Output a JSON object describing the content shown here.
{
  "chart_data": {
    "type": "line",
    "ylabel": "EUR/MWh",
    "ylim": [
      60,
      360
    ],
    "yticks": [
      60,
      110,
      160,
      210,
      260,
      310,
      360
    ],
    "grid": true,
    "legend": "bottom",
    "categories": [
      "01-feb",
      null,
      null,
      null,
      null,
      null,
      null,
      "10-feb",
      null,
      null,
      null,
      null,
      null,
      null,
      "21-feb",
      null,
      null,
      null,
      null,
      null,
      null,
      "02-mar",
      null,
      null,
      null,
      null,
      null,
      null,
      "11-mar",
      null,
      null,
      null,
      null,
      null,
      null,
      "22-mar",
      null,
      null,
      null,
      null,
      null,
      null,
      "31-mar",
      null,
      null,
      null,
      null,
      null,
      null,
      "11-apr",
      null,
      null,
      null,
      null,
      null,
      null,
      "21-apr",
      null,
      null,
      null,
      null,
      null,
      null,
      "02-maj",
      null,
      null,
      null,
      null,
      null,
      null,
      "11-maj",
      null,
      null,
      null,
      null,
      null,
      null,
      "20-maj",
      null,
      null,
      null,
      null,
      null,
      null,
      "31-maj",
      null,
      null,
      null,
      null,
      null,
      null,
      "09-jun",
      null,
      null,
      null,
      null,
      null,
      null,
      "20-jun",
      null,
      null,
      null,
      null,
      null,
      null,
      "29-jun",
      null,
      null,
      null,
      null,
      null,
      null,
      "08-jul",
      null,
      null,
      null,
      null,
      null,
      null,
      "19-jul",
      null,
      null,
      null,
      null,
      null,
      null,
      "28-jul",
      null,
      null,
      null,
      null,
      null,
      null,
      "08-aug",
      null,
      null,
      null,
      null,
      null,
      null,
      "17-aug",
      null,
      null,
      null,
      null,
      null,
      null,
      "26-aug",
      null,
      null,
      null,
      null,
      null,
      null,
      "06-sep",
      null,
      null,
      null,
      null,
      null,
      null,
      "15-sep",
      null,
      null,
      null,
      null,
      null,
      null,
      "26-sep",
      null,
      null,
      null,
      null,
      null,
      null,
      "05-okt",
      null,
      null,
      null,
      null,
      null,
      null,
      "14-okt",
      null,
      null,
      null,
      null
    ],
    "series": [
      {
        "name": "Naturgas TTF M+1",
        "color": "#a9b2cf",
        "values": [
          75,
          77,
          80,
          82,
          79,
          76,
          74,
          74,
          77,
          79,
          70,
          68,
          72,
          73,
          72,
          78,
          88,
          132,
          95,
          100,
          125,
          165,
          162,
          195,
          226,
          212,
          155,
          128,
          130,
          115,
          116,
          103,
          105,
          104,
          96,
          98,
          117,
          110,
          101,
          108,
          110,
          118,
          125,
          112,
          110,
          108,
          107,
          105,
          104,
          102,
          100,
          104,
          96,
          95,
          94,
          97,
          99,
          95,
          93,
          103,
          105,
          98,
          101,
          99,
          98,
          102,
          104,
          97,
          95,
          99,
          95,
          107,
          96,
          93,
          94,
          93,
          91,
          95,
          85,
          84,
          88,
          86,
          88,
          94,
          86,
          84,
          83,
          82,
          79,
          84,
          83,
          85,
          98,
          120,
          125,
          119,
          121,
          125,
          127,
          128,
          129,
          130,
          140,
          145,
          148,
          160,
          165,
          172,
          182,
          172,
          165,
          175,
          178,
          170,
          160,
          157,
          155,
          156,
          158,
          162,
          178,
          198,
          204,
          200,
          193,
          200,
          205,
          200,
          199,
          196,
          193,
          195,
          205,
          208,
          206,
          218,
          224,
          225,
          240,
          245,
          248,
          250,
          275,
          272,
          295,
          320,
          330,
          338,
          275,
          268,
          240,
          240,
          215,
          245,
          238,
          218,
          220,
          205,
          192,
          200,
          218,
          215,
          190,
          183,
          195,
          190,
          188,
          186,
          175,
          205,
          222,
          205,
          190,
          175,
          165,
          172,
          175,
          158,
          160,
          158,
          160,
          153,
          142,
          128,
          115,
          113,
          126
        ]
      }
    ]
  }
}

*****

## TASK OBJECTIVE
Quote all the records. Keep every word exact.

## RESULT OF THIS EXERCISE
Output a JSON object describing the content shown here.
{
  "chart_data": {
    "type": "line",
    "ylabel": "EUR/MWh",
    "ylim": [
      60,
      360
    ],
    "yticks": [
      60,
      110,
      160,
      210,
      260,
      310,
      360
    ],
    "grid": true,
    "legend": "bottom",
    "categories": [
      "01-feb",
      null,
      null,
      null,
      null,
      null,
      null,
      "10-feb",
      null,
      null,
      null,
      null,
      null,
      null,
      "21-feb",
      null,
      null,
      null,
      null,
      null,
      null,
      "02-mar",
      null,
      null,
      null,
      null,
      null,
      null,
      "11-mar",
      null,
      null,
      null,
      null,
      null,
      null,
      "22-mar",
      null,
      null,
      null,
      null,
      null,
      null,
      "31-mar",
      null,
      null,
      null,
      null,
      null,
      null,
      "11-apr",
      null,
      null,
      null,
      null,
      null,
      null,
      "21-apr",
      null,
      null,
      null,
      null,
      null,
      null,
      "02-maj",
      null,
      null,
      null,
      null,
      null,
      null,
      "11-maj",
      null,
      null,
      null,
      null,
      null,
      null,
      "20-maj",
      null,
      null,
      null,
      null,
      null,
      null,
      "31-maj",
      null,
      null,
      null,
      null,
      null,
      null,
      "09-jun",
      null,
      null,
      null,
      null,
      null,
      null,
      "20-jun",
      null,
      null,
      null,
      null,
      null,
      null,
      "29-jun",
      null,
      null,
      null,
      null,
      null,
      null,
      "08-jul",
      null,
      null,
      null,
      null,
      null,
      null,
      "19-jul",
      null,
      null,
      null,
      null,
      null,
      null,
      "28-jul",
      null,
      null,
      null,
      null,
      null,
      null,
      "08-aug",
      null,
      null,
      null,
      null,
      null,
      null,
      "17-aug",
      null,
      null,
      null,
      null,
      null,
      null,
      "26-aug",
      null,
      null,
      null,
      null,
      null,
      null,
      "06-sep",
      null,
      null,
      null,
      null,
      null,
      null,
      "15-sep",
      null,
      null,
      null,
      null,
      null,
      null,
      "26-sep",
      null,
      null,
      null,
      null,
      null,
      null,
      "05-okt",
      null,
      null,
      null,
      null,
      null,
      null,
      "14-okt",
      null,
      null,
      null,
      null
    ],
    "series": [
      {
        "name": "Naturgas TTF M+1",
        "color": "#a9b2cf",
        "values": [
          75,
          77,
          80,
          82,
          79,
          76,
          74,
          74,
          77,
          79,
          70,
          68,
          72,
          73,
          72,
          78,
          88,
          132,
          95,
          100,
          125,
          165,
          162,
          195,
          226,
          212,
          155,
          128,
          130,
          115,
          116,
          103,
          105,
          104,
          96,
          98,
          117,
          110,
          101,
          108,
          110,
          118,
          125,
          112,
          110,
          108,
          107,
          105,
          104,
          102,
          100,
          104,
          96,
          95,
          94,
          97,
          99,
          95,
          93,
          103,
          105,
          98,
          101,
          99,
          98,
          102,
          104,
          97,
          95,
          99,
          95,
          107,
          96,
          93,
          94,
          93,
          91,
          95,
          85,
          84,
          88,
          86,
          88,
          94,
          86,
          84,
          83,
          82,
          79,
          84,
          83,
          85,
          98,
          120,
          125,
          119,
          121,
          125,
          127,
          128,
          129,
          130,
          140,
          145,
          148,
          160,
          165,
          172,
          182,
          172,
          165,
          175,
          178,
          170,
          160,
          157,
          155,
          156,
          158,
          162,
          178,
          198,
          204,
          200,
          193,
          200,
          205,
          200,
          199,
          196,
          193,
          195,
          205,
          208,
          206,
          218,
          224,
          225,
          240,
          245,
          248,
          250,
          275,
          272,
          295,
          320,
          330,
          338,
          275,
          268,
          240,
          240,
          215,
          245,
          238,
          218,
          220,
          205,
          192,
          200,
          218,
          215,
          190,
          183,
          195,
          190,
          188,
          186,
          175,
          205,
          222,
          205,
          190,
          175,
          165,
          172,
          175,
          158,
          160,
          158,
          160,
          153,
          142,
          128,
          115,
          113,
          126
        ]
      }
    ]
  }
}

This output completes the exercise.